* PROBLEM REQUIREMENTS *
Quote all of the data below exactly, please.

* * *

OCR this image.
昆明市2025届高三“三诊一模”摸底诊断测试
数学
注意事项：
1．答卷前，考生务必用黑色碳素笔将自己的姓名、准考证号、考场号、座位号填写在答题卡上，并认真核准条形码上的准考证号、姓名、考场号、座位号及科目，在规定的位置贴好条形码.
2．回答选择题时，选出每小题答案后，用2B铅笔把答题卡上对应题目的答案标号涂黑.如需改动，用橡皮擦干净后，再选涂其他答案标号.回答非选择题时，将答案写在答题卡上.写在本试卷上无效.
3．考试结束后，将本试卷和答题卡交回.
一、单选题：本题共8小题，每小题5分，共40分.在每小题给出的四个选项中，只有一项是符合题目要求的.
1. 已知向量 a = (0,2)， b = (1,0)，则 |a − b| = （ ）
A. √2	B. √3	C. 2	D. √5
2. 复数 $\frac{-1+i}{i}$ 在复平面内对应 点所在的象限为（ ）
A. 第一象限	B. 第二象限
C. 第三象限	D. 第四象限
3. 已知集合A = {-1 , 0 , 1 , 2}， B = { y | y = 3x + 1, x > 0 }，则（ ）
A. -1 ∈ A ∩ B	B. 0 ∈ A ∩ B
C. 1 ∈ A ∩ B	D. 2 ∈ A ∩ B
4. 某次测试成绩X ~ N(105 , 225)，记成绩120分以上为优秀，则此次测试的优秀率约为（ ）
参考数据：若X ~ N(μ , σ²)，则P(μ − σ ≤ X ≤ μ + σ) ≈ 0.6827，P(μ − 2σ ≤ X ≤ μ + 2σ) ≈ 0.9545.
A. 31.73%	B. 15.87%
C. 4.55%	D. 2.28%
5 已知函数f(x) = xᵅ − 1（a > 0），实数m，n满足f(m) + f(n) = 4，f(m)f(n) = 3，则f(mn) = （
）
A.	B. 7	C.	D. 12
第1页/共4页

* * *

* RESULT *
OCR this image.
昆明市2025届高三“三诊一模”摸底诊断测试
数学
注意事项：
1．答卷前，考生务必用黑色碳素笔将自己的姓名、准考证号、考场号、座位号填写在答题卡上，并认真核准条形码上的准考证号、姓名、考场号、座位号及科目，在规定的位置贴好条形码.
2．回答选择题时，选出每小题答案后，用2B铅笔把答题卡上对应题目的答案标号涂黑.如需改动，用橡皮擦干净后，再选涂其他答案标号.回答非选择题时，将答案写在答题卡上.写在本试卷上无效.
3．考试结束后，将本试卷和答题卡交回.
一、单选题：本题共8小题，每小题5分，共40分.在每小题给出的四个选项中，只有一项是符合题目要求的.
1. 已知向量 a = (0,2)， b = (1,0)，则 |a − b| = （ ）
A. √2	B. √3	C. 2	D. √5
2. 复数 $\frac{-1+i}{i}$ 在复平面内对应 点所在的象限为（ ）
A. 第一象限	B. 第二象限
C. 第三象限	D. 第四象限
3. 已知集合A = {-1 , 0 , 1 , 2}， B = { y | y = 3x + 1, x > 0 }，则（ ）
A. -1 ∈ A ∩ B	B. 0 ∈ A ∩ B
C. 1 ∈ A ∩ B	D. 2 ∈ A ∩ B
4. 某次测试成绩X ~ N(105 , 225)，记成绩120分以上为优秀，则此次测试的优秀率约为（ ）
参考数据：若X ~ N(μ , σ²)，则P(μ − σ ≤ X ≤ μ + σ) ≈ 0.6827，P(μ − 2σ ≤ X ≤ μ + 2σ) ≈ 0.9545.
A. 31.73%	B. 15.87%
C. 4.55%	D. 2.28%
5 已知函数f(x) = xᵅ − 1（a > 0），实数m，n满足f(m) + f(n) = 4，f(m)f(n) = 3，则f(mn) = （
）
A.	B. 7	C.	D. 12
第1页/共4页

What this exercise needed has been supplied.